Brief:
Every line below should be copied exactly; drop the pictures.
::::::::::
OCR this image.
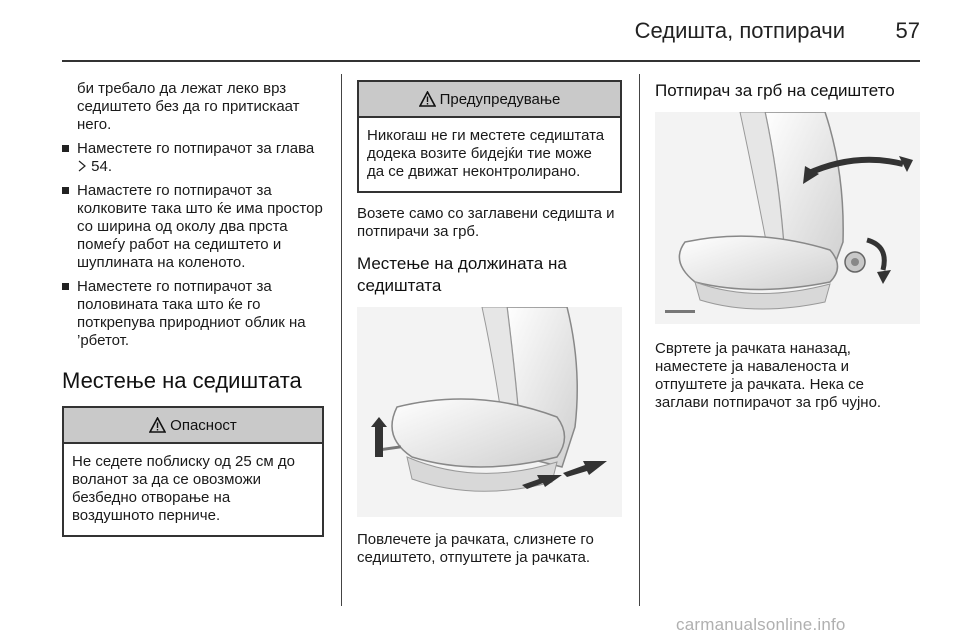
Седишта, потпирачи	57

би требало да лежат леко врз седиштето без да го притискаат него.

Наместете го потпирачот за глава  54.
Намастете го потпирачот за колковите така што ќе има простор со ширина од околу два прста помеѓу работ на седиштето и шуплината на коленото.
Наместете го потпирачот за половината така што ќе го поткрепува природниот облик на ’рбетот.
Местење на седиштата
Опасност
Не седете поблиску од 25 см до воланот за да се овозможи безбедно отворање на воздушното перниче.
Предупредување
Никогаш не ги местете седиштата додека возите бидејќи тие може да се движат неконтролирано.

Возете само со заглавени седишта и потпирачи за грб.

Местење на должината на седиштата

Повлечете ја рачката, слизнете го седиштето, отпуштете ја рачката.

Потпирач за грб на седиштето

Свртете ја рачката наназад, наместете ја наваленоста и отпуштете ја рачката. Нека се заглави потпирачот за грб чујно.

carmanualsonline.info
::::::::::
Output of the task:
OCR this image.
Седишта, потпирачи	57

би требало да лежат леко врз седиштето без да го притискаат него.

Наместете го потпирачот за глава  54.
Намастете го потпирачот за колковите така што ќе има простор со ширина од околу два прста помеѓу работ на седиштето и шуплината на коленото.
Наместете го потпирачот за половината така што ќе го поткрепува природниот облик на ’рбетот.
Местење на седиштата
Опасност
Не седете поблиску од 25 см до воланот за да се овозможи безбедно отворање на воздушното перниче.
Предупредување
Никогаш не ги местете седиштата додека возите бидејќи тие може да се движат неконтролирано.

Возете само со заглавени седишта и потпирачи за грб.

Местење на должината на седиштата

Повлечете ја рачката, слизнете го седиштето, отпуштете ја рачката.

Потпирач за грб на седиштето

Свртете ја рачката наназад, наместете ја наваленоста и отпуштете ја рачката. Нека се заглави потпирачот за грб чујно.

carmanualsonline.info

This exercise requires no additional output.